* Start Data for this exercise *

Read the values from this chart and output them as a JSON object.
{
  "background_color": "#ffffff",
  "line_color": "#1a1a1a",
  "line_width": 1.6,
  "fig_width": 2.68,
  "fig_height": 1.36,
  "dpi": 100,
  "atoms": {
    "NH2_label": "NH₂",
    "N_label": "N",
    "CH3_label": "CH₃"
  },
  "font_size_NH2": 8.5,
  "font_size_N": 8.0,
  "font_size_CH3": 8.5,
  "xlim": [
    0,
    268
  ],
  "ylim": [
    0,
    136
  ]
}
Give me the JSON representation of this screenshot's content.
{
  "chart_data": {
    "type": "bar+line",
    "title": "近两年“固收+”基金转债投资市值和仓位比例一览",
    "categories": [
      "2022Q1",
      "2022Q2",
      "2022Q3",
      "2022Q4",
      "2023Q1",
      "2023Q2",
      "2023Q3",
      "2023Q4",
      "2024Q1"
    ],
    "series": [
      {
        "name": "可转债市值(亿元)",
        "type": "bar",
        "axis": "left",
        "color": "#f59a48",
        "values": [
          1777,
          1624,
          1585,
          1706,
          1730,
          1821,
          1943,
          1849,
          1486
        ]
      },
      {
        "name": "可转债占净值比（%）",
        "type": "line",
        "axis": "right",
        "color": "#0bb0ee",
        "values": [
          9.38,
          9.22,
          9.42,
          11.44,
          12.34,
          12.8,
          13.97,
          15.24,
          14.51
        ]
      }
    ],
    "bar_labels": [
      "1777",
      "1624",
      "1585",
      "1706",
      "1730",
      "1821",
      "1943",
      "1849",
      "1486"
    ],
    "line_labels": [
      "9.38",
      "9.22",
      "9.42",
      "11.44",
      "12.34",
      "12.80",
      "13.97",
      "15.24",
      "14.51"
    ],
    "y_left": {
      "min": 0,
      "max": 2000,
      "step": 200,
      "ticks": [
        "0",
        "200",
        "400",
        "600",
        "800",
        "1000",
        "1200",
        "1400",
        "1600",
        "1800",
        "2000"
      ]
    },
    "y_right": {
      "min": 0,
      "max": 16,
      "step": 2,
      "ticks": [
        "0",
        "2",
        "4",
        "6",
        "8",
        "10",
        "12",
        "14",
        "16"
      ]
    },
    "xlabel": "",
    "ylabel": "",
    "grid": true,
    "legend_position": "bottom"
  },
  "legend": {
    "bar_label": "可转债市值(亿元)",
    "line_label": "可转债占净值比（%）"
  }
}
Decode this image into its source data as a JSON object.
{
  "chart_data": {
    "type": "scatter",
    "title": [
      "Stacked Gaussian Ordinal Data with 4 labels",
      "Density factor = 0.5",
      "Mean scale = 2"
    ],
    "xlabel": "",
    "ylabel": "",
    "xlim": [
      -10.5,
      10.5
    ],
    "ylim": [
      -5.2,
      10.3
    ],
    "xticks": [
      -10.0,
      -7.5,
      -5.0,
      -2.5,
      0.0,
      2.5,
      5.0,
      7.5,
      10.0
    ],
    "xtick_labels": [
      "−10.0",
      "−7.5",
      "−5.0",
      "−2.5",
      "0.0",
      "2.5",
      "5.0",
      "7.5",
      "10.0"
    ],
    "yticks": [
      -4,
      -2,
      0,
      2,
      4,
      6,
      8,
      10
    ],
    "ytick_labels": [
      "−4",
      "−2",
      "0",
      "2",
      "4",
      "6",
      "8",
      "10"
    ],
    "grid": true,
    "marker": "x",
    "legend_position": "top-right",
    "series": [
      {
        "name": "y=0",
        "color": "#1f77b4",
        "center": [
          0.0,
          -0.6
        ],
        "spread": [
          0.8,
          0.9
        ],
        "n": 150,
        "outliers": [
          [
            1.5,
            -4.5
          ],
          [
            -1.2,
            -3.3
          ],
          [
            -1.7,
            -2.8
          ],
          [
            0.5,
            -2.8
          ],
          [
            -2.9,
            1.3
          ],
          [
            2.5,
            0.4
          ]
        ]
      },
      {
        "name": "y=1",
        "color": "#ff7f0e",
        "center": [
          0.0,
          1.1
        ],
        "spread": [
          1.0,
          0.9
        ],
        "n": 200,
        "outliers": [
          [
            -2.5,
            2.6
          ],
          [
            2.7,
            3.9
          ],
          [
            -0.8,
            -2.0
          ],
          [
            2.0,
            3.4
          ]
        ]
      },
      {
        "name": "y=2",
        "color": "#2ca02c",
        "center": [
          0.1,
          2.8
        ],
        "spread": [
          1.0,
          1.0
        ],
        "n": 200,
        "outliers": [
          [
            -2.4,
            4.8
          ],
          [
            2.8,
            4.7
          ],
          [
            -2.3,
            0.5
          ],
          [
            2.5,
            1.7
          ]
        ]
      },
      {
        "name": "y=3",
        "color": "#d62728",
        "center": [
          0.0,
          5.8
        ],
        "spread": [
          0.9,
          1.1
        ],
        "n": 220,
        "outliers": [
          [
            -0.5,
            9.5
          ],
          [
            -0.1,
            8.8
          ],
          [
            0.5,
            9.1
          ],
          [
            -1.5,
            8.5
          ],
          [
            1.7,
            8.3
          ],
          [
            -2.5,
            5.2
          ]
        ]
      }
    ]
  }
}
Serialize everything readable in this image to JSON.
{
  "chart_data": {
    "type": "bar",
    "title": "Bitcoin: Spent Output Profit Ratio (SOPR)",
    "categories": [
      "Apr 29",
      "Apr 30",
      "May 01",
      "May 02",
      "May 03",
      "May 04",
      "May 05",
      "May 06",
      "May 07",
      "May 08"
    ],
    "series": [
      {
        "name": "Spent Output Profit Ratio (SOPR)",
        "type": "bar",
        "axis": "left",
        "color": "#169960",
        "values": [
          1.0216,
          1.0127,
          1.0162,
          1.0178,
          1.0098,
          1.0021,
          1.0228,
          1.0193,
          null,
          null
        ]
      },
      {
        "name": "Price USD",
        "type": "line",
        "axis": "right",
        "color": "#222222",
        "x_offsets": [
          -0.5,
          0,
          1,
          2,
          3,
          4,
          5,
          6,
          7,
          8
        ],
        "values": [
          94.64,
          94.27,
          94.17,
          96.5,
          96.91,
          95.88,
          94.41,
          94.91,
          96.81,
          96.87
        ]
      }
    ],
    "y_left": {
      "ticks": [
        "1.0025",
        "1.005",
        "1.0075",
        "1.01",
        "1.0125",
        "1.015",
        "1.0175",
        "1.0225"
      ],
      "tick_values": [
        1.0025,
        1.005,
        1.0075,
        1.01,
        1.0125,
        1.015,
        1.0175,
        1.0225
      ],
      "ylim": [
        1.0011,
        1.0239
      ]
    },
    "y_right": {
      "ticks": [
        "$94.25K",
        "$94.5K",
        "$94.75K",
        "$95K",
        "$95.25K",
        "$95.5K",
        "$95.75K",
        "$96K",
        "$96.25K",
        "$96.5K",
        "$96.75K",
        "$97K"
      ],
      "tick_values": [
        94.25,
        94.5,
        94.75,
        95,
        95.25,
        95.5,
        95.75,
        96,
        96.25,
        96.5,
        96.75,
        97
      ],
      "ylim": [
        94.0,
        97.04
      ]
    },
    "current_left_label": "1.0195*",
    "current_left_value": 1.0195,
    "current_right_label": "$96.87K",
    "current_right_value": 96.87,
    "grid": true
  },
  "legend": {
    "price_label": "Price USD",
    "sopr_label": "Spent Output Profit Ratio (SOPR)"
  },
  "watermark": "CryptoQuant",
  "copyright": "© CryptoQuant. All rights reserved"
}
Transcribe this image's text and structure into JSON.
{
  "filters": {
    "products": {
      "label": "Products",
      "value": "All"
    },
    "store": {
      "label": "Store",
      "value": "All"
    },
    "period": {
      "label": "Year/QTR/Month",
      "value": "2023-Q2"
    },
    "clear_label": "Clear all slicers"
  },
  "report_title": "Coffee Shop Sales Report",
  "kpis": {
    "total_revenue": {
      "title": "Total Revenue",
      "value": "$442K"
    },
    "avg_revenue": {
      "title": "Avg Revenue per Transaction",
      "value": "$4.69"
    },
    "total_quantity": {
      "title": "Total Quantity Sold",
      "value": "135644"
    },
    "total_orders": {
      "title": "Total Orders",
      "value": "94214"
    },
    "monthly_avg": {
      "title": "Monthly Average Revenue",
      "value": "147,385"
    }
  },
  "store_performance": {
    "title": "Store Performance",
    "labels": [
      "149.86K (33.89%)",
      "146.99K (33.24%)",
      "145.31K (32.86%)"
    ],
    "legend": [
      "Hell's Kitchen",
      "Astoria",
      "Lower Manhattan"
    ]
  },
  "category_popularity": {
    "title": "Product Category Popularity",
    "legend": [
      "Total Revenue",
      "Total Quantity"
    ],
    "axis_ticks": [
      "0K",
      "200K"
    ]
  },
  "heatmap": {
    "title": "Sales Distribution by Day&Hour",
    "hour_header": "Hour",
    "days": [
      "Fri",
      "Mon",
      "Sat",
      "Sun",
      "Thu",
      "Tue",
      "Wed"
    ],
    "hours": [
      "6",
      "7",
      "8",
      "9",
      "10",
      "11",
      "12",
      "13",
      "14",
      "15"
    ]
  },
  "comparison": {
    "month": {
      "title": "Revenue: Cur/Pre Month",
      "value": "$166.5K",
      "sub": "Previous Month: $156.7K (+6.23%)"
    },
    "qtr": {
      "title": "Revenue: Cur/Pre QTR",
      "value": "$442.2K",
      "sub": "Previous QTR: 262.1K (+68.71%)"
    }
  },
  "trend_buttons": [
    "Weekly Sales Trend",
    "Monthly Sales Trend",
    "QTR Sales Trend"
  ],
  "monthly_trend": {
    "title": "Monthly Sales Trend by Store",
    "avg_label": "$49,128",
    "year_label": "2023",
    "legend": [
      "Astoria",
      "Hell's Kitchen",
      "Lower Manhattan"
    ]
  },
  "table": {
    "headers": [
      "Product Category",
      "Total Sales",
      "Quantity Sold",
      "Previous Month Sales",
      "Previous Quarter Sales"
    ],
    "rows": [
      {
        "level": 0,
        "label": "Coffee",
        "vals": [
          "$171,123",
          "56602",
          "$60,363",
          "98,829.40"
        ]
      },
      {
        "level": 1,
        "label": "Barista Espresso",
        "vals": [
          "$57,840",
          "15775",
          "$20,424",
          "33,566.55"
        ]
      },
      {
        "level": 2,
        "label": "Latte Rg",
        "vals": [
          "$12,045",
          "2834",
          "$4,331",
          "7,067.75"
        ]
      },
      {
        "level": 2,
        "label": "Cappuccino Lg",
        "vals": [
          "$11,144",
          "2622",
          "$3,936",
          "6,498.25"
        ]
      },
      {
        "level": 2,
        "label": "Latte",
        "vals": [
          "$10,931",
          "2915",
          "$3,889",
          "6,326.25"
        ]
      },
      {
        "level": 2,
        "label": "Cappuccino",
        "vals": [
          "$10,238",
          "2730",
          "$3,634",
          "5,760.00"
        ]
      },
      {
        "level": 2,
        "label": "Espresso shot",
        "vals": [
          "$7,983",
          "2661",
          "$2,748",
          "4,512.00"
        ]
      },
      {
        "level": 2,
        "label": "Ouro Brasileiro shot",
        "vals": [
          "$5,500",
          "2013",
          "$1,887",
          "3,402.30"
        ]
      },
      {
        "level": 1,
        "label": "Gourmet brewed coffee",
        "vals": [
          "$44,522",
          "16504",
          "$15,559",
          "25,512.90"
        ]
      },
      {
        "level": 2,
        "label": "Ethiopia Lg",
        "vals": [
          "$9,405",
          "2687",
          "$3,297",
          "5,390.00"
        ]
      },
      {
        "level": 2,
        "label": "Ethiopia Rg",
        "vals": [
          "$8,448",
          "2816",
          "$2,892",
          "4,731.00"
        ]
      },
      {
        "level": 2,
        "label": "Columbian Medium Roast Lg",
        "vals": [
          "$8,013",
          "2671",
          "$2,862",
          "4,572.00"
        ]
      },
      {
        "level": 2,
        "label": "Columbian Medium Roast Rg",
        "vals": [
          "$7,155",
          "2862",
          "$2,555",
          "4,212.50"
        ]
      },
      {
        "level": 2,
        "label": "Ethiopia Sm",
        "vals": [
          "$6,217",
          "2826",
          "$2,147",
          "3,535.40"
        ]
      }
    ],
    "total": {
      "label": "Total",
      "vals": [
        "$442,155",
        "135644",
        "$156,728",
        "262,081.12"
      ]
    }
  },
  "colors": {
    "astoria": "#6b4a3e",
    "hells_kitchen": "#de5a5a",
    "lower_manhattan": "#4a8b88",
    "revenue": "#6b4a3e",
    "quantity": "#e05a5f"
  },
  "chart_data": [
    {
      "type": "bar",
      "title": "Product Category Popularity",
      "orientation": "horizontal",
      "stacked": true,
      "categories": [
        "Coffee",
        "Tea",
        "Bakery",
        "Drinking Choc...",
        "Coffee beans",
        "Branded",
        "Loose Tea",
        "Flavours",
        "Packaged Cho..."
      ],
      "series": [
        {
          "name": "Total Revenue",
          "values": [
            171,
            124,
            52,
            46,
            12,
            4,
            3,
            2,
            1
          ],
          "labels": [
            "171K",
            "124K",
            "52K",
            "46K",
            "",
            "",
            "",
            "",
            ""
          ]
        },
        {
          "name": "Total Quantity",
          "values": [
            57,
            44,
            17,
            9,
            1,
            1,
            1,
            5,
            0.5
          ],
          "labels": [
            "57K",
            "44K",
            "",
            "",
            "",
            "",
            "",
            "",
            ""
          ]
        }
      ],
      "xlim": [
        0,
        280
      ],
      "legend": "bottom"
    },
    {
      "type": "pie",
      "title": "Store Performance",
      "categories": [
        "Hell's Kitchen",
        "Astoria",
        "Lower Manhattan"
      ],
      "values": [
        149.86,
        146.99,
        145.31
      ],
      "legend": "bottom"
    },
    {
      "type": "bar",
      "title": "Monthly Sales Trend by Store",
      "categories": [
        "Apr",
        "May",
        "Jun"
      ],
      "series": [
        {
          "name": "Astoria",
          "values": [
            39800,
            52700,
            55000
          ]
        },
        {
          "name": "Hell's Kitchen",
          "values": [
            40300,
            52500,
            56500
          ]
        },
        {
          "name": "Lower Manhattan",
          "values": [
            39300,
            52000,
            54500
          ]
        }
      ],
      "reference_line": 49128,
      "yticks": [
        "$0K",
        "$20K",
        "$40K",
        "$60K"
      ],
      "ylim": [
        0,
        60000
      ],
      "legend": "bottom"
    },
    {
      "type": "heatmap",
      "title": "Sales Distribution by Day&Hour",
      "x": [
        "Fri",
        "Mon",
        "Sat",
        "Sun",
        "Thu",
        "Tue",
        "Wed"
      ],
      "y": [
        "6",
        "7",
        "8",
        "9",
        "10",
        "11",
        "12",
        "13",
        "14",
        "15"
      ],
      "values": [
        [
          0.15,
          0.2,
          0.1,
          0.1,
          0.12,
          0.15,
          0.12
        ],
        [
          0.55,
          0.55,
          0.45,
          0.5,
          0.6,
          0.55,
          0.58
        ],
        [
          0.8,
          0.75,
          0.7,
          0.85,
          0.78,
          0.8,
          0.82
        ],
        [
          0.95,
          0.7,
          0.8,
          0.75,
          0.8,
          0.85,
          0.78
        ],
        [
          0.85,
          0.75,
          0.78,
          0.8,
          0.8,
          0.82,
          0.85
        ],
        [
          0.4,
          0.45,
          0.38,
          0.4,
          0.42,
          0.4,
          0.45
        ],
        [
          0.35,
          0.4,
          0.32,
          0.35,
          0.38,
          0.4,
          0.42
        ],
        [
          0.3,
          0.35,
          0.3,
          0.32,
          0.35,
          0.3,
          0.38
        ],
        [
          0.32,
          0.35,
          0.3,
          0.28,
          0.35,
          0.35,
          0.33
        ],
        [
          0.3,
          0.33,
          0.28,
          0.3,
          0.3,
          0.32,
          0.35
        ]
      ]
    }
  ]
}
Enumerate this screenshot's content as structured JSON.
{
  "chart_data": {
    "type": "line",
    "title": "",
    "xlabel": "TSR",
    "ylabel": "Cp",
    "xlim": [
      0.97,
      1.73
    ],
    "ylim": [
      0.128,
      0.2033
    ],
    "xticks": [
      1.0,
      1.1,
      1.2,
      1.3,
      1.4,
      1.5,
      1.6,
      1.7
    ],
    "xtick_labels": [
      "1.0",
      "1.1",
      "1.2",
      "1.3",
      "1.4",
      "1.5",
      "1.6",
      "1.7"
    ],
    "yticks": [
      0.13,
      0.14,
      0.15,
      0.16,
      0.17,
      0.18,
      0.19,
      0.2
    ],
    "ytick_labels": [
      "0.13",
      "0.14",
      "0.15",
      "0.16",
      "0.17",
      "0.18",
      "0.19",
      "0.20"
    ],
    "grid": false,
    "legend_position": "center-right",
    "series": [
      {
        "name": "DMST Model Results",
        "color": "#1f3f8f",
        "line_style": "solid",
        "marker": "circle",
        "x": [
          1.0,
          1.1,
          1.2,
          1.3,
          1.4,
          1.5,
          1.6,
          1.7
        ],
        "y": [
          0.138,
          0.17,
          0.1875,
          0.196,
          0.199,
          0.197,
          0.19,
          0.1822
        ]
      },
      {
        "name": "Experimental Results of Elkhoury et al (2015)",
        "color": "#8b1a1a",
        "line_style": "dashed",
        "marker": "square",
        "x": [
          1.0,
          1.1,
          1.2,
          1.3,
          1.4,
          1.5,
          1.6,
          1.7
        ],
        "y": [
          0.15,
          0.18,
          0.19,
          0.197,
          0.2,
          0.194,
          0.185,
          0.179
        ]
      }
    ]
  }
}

* End Data for this exercise *

• **Exercise requirements**
Select and copy every line of the material that holds the string "Sold".

• **Answer to the exercise**
      "title": "Total Quantity Sold",
      "Quantity Sold",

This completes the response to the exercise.